What is needed:
Restate all the material verbatim, except for the pictures.

* Begin The records *

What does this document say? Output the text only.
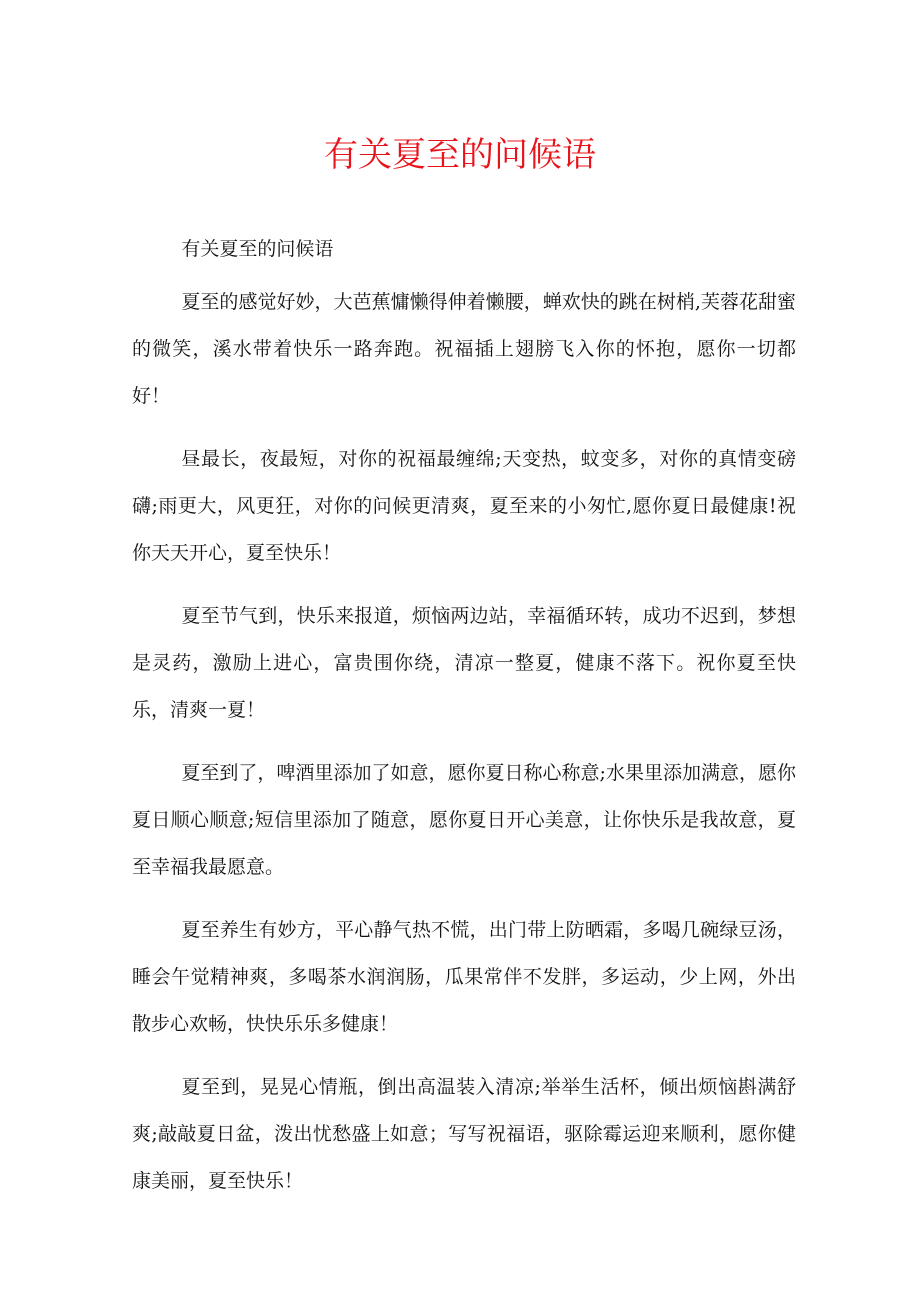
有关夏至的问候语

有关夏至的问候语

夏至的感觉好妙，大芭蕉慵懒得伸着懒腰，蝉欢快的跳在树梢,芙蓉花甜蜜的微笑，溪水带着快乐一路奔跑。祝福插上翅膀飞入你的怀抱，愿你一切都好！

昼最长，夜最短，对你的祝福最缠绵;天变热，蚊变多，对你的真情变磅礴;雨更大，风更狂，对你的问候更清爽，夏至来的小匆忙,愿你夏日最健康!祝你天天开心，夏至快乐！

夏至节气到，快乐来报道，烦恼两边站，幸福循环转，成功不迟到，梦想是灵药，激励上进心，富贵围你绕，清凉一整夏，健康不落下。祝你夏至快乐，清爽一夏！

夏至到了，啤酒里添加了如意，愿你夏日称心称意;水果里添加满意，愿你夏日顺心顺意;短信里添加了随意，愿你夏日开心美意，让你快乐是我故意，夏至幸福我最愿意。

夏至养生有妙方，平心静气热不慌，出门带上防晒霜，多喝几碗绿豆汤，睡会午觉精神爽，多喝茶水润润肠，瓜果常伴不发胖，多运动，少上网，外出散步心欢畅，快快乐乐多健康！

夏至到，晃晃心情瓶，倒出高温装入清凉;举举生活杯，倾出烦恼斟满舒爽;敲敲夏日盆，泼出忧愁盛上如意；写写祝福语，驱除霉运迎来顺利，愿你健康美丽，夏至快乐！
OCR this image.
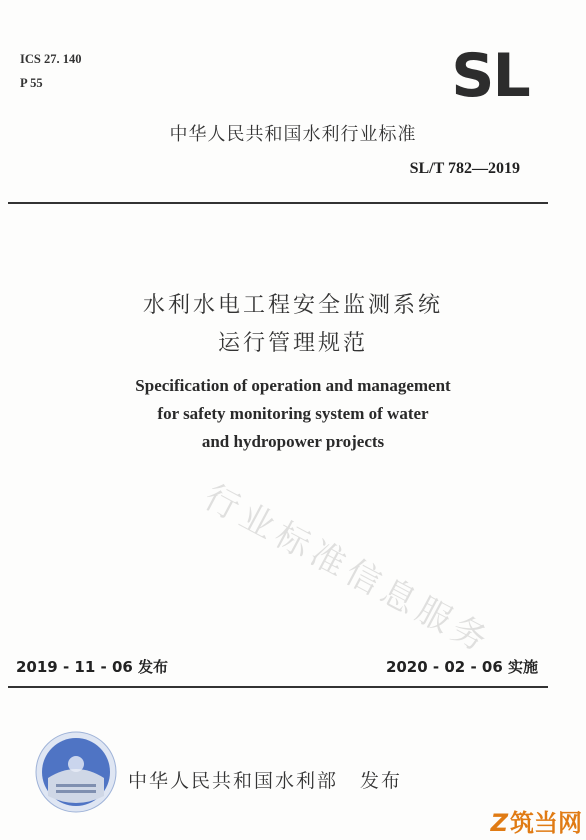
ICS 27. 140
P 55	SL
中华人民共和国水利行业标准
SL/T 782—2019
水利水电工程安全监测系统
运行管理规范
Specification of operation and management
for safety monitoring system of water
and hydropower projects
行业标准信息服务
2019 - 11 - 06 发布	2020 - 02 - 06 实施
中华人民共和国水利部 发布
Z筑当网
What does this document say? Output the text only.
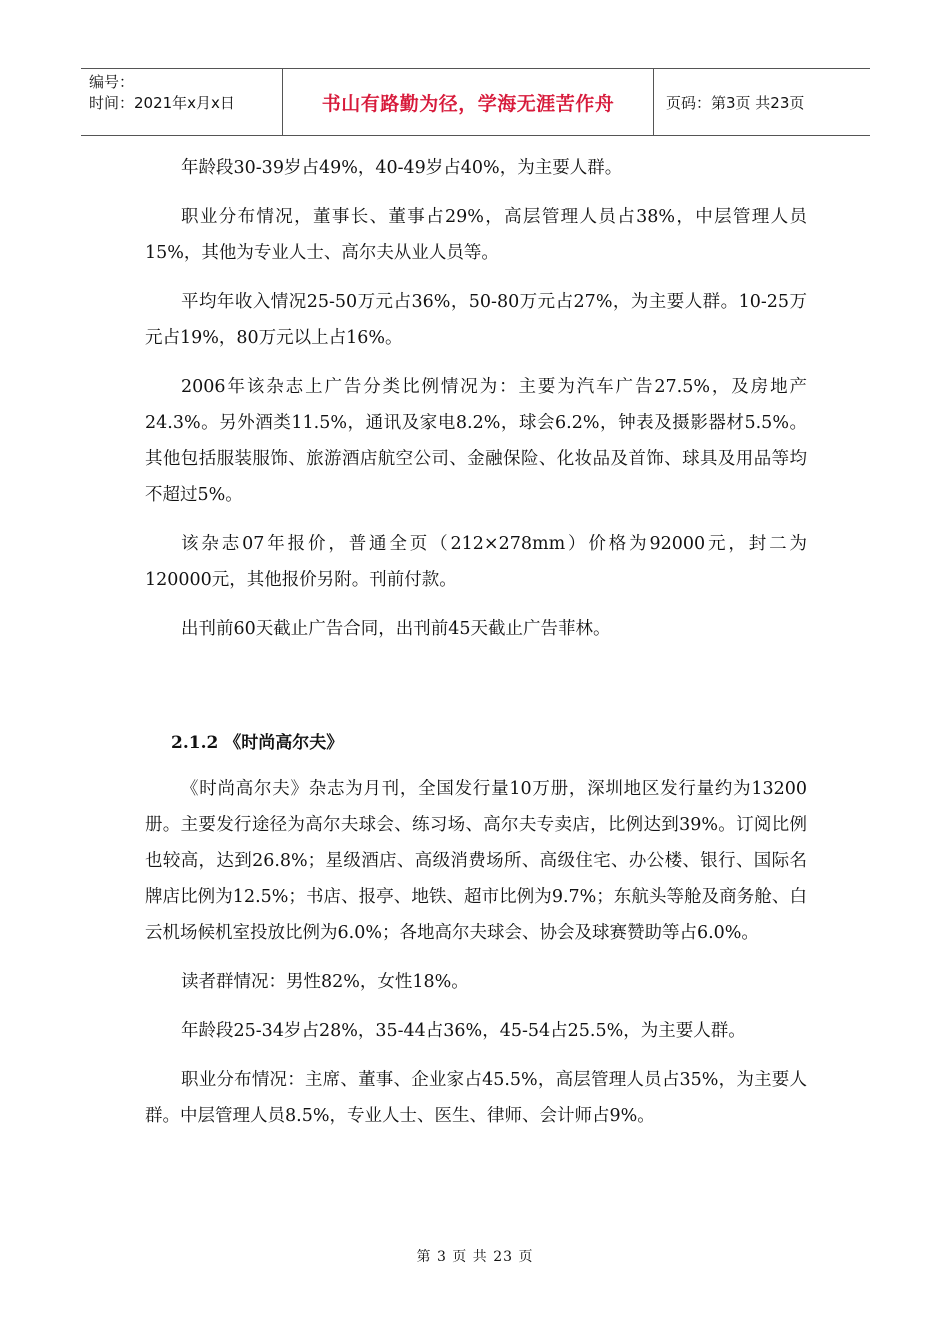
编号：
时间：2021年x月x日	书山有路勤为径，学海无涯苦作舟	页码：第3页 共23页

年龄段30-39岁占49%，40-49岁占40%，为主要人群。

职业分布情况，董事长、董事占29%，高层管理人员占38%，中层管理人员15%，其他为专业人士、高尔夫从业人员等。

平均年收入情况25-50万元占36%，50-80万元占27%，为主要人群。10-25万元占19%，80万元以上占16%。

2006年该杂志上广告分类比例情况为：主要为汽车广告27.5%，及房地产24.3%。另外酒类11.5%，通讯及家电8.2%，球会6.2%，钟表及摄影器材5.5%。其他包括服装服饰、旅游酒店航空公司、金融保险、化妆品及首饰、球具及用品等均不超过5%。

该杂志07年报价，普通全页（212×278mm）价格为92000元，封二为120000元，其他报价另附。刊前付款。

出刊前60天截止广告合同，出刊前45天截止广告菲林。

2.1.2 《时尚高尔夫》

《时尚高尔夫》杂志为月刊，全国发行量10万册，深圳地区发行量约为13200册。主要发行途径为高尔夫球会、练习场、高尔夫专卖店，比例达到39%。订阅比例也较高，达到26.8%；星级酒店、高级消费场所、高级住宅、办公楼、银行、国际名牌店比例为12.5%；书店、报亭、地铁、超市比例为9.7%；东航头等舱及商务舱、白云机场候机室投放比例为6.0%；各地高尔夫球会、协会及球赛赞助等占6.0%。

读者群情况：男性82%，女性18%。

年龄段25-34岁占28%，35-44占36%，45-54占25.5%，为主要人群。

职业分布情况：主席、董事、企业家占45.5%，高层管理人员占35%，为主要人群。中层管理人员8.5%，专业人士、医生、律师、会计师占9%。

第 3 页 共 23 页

* End The records *

Written solution:
What does this document say? Output the text only.
有关夏至的问候语

有关夏至的问候语

夏至的感觉好妙，大芭蕉慵懒得伸着懒腰，蝉欢快的跳在树梢,芙蓉花甜蜜的微笑，溪水带着快乐一路奔跑。祝福插上翅膀飞入你的怀抱，愿你一切都好！

昼最长，夜最短，对你的祝福最缠绵;天变热，蚊变多，对你的真情变磅礴;雨更大，风更狂，对你的问候更清爽，夏至来的小匆忙,愿你夏日最健康!祝你天天开心，夏至快乐！

夏至节气到，快乐来报道，烦恼两边站，幸福循环转，成功不迟到，梦想是灵药，激励上进心，富贵围你绕，清凉一整夏，健康不落下。祝你夏至快乐，清爽一夏！

夏至到了，啤酒里添加了如意，愿你夏日称心称意;水果里添加满意，愿你夏日顺心顺意;短信里添加了随意，愿你夏日开心美意，让你快乐是我故意，夏至幸福我最愿意。

夏至养生有妙方，平心静气热不慌，出门带上防晒霜，多喝几碗绿豆汤，睡会午觉精神爽，多喝茶水润润肠，瓜果常伴不发胖，多运动，少上网，外出散步心欢畅，快快乐乐多健康！

夏至到，晃晃心情瓶，倒出高温装入清凉;举举生活杯，倾出烦恼斟满舒爽;敲敲夏日盆，泼出忧愁盛上如意；写写祝福语，驱除霉运迎来顺利，愿你健康美丽，夏至快乐！
OCR this image.
ICS 27. 140
P 55	SL
中华人民共和国水利行业标准
SL/T 782—2019
水利水电工程安全监测系统
运行管理规范
Specification of operation and management
for safety monitoring system of water
and hydropower projects
行业标准信息服务
2019 - 11 - 06 发布	2020 - 02 - 06 实施
中华人民共和国水利部 发布
Z筑当网
What does this document say? Output the text only.
编号：
时间：2021年x月x日	书山有路勤为径，学海无涯苦作舟	页码：第3页 共23页

年龄段30-39岁占49%，40-49岁占40%，为主要人群。

职业分布情况，董事长、董事占29%，高层管理人员占38%，中层管理人员15%，其他为专业人士、高尔夫从业人员等。

平均年收入情况25-50万元占36%，50-80万元占27%，为主要人群。10-25万元占19%，80万元以上占16%。

2006年该杂志上广告分类比例情况为：主要为汽车广告27.5%，及房地产24.3%。另外酒类11.5%，通讯及家电8.2%，球会6.2%，钟表及摄影器材5.5%。其他包括服装服饰、旅游酒店航空公司、金融保险、化妆品及首饰、球具及用品等均不超过5%。

该杂志07年报价，普通全页（212×278mm）价格为92000元，封二为120000元，其他报价另附。刊前付款。

出刊前60天截止广告合同，出刊前45天截止广告菲林。

2.1.2 《时尚高尔夫》

《时尚高尔夫》杂志为月刊，全国发行量10万册，深圳地区发行量约为13200册。主要发行途径为高尔夫球会、练习场、高尔夫专卖店，比例达到39%。订阅比例也较高，达到26.8%；星级酒店、高级消费场所、高级住宅、办公楼、银行、国际名牌店比例为12.5%；书店、报亭、地铁、超市比例为9.7%；东航头等舱及商务舱、白云机场候机室投放比例为6.0%；各地高尔夫球会、协会及球赛赞助等占6.0%。

读者群情况：男性82%，女性18%。

年龄段25-34岁占28%，35-44占36%，45-54占25.5%，为主要人群。

职业分布情况：主席、董事、企业家占45.5%，高层管理人员占35%，为主要人群。中层管理人员8.5%，专业人士、医生、律师、会计师占9%。

第 3 页 共 23 页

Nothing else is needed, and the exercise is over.